Short problem:
With the pictures omitted, write out the entries that follow exactly as they stand.

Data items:
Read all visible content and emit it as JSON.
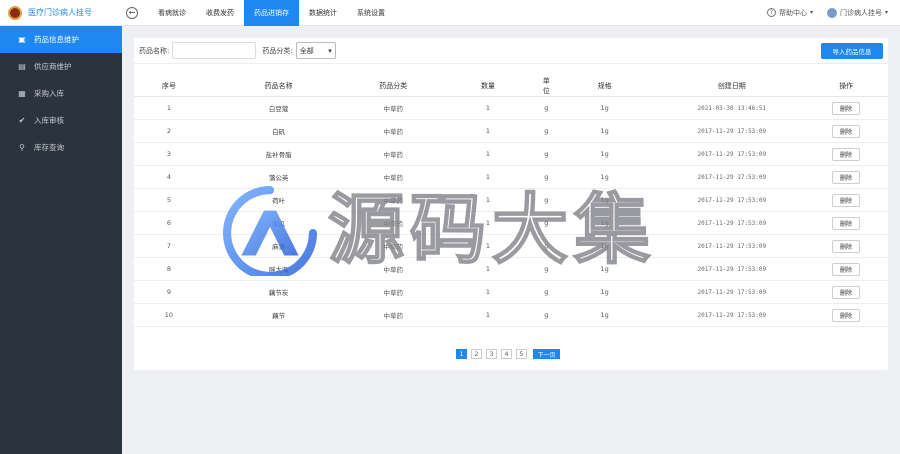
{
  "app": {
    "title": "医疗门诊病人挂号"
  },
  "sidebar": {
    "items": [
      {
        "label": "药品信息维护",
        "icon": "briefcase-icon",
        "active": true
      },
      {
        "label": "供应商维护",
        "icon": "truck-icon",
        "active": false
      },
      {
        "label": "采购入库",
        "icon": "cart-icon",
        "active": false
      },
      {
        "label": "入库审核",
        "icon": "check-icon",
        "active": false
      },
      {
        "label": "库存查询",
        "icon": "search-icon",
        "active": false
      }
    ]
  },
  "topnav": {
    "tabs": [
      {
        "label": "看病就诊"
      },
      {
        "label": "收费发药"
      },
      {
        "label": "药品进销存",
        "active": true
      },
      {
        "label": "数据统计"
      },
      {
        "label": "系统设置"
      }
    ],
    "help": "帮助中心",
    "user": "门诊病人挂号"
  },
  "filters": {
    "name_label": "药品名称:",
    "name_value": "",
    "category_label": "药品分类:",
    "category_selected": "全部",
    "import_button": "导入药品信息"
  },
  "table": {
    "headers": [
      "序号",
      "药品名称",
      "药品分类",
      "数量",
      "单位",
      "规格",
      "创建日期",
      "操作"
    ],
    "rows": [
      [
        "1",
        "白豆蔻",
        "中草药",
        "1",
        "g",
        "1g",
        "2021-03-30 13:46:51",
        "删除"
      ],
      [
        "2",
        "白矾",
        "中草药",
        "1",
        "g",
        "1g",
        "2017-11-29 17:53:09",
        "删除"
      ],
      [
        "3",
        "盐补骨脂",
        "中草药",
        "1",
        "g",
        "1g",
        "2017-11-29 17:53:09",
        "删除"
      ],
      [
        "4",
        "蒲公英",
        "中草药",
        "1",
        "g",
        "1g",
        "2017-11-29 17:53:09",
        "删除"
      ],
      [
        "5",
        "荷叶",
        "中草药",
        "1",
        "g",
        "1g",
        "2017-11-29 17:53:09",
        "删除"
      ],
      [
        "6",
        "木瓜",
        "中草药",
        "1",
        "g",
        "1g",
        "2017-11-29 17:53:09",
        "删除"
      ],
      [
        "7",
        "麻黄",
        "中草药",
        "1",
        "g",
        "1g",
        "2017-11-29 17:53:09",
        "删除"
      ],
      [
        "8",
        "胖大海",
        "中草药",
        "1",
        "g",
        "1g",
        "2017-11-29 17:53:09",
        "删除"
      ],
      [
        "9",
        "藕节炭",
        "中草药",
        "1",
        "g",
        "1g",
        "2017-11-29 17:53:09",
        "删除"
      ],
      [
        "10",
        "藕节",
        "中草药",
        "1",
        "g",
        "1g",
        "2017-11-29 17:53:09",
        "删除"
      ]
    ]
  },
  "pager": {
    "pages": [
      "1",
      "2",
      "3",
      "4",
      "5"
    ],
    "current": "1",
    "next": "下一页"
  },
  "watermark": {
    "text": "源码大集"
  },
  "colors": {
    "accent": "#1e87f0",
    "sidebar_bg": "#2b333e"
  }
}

Full response:
Read all visible content and emit it as JSON.
{
  "app": {
    "title": "医疗门诊病人挂号"
  },
  "sidebar": {
    "items": [
      {
        "label": "药品信息维护",
        "icon": "briefcase-icon",
        "active": true
      },
      {
        "label": "供应商维护",
        "icon": "truck-icon",
        "active": false
      },
      {
        "label": "采购入库",
        "icon": "cart-icon",
        "active": false
      },
      {
        "label": "入库审核",
        "icon": "check-icon",
        "active": false
      },
      {
        "label": "库存查询",
        "icon": "search-icon",
        "active": false
      }
    ]
  },
  "topnav": {
    "tabs": [
      {
        "label": "看病就诊"
      },
      {
        "label": "收费发药"
      },
      {
        "label": "药品进销存",
        "active": true
      },
      {
        "label": "数据统计"
      },
      {
        "label": "系统设置"
      }
    ],
    "help": "帮助中心",
    "user": "门诊病人挂号"
  },
  "filters": {
    "name_label": "药品名称:",
    "name_value": "",
    "category_label": "药品分类:",
    "category_selected": "全部",
    "import_button": "导入药品信息"
  },
  "table": {
    "headers": [
      "序号",
      "药品名称",
      "药品分类",
      "数量",
      "单位",
      "规格",
      "创建日期",
      "操作"
    ],
    "rows": [
      [
        "1",
        "白豆蔻",
        "中草药",
        "1",
        "g",
        "1g",
        "2021-03-30 13:46:51",
        "删除"
      ],
      [
        "2",
        "白矾",
        "中草药",
        "1",
        "g",
        "1g",
        "2017-11-29 17:53:09",
        "删除"
      ],
      [
        "3",
        "盐补骨脂",
        "中草药",
        "1",
        "g",
        "1g",
        "2017-11-29 17:53:09",
        "删除"
      ],
      [
        "4",
        "蒲公英",
        "中草药",
        "1",
        "g",
        "1g",
        "2017-11-29 17:53:09",
        "删除"
      ],
      [
        "5",
        "荷叶",
        "中草药",
        "1",
        "g",
        "1g",
        "2017-11-29 17:53:09",
        "删除"
      ],
      [
        "6",
        "木瓜",
        "中草药",
        "1",
        "g",
        "1g",
        "2017-11-29 17:53:09",
        "删除"
      ],
      [
        "7",
        "麻黄",
        "中草药",
        "1",
        "g",
        "1g",
        "2017-11-29 17:53:09",
        "删除"
      ],
      [
        "8",
        "胖大海",
        "中草药",
        "1",
        "g",
        "1g",
        "2017-11-29 17:53:09",
        "删除"
      ],
      [
        "9",
        "藕节炭",
        "中草药",
        "1",
        "g",
        "1g",
        "2017-11-29 17:53:09",
        "删除"
      ],
      [
        "10",
        "藕节",
        "中草药",
        "1",
        "g",
        "1g",
        "2017-11-29 17:53:09",
        "删除"
      ]
    ]
  },
  "pager": {
    "pages": [
      "1",
      "2",
      "3",
      "4",
      "5"
    ],
    "current": "1",
    "next": "下一页"
  },
  "watermark": {
    "text": "源码大集"
  },
  "colors": {
    "accent": "#1e87f0",
    "sidebar_bg": "#2b333e"
  }
}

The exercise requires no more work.